● **What to work on**: Reproduce the listing below character for character; drop every image.

>> START Exercise materials

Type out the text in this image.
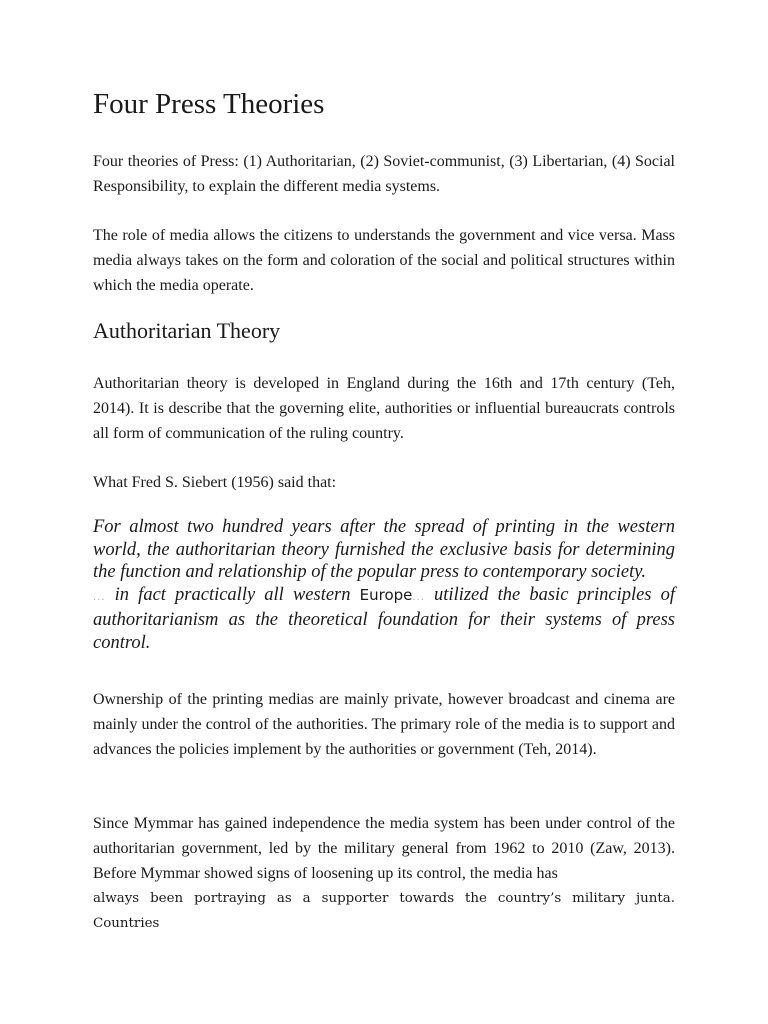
Four Press Theories

Four theories of Press: (1) Authoritarian, (2) Soviet-communist, (3) Libertarian, (4) Social Responsibility, to explain the different media systems.

The role of media allows the citizens to understands the government and vice versa. Mass media always takes on the form and coloration of the social and political structures within which the media operate.

Authoritarian Theory

Authoritarian theory is developed in England during the 16th and 17th century (Teh, 2014). It is describe that the governing elite, authorities or influential bureaucrats controls all form of communication of the ruling country.

What Fred S. Siebert (1956) said that:

For almost two hundred years after the spread of printing in the western world, the authoritarian theory furnished the exclusive basis for determining the function and relationship of the popular press to contemporary society.
... in fact practically all western Europe... utilized the basic principles of authoritarianism as the theoretical foundation for their systems of press control.

Ownership of the printing medias are mainly private, however broadcast and cinema are mainly under the control of the authorities. The primary role of the media is to support and advances the policies implement by the authorities or government (Teh, 2014).

Since Mymmar has gained independence the media system has been under control of the authoritarian government, led by the military general from 1962 to 2010 (Zaw, 2013). Before Mymmar showed signs of loosening up its control, the media has
always been portraying as a supporter towards the country’s military junta. Countries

>> END Exercise materials

● **Answer in full**:
Type out the text in this image.
Four Press Theories

Four theories of Press: (1) Authoritarian, (2) Soviet-communist, (3) Libertarian, (4) Social Responsibility, to explain the different media systems.

The role of media allows the citizens to understands the government and vice versa. Mass media always takes on the form and coloration of the social and political structures within which the media operate.

Authoritarian Theory

Authoritarian theory is developed in England during the 16th and 17th century (Teh, 2014). It is describe that the governing elite, authorities or influential bureaucrats controls all form of communication of the ruling country.

What Fred S. Siebert (1956) said that:

For almost two hundred years after the spread of printing in the western world, the authoritarian theory furnished the exclusive basis for determining the function and relationship of the popular press to contemporary society.
... in fact practically all western Europe... utilized the basic principles of authoritarianism as the theoretical foundation for their systems of press control.

Ownership of the printing medias are mainly private, however broadcast and cinema are mainly under the control of the authorities. The primary role of the media is to support and advances the policies implement by the authorities or government (Teh, 2014).

Since Mymmar has gained independence the media system has been under control of the authoritarian government, led by the military general from 1962 to 2010 (Zaw, 2013). Before Mymmar showed signs of loosening up its control, the media has
always been portraying as a supporter towards the country’s military junta. Countries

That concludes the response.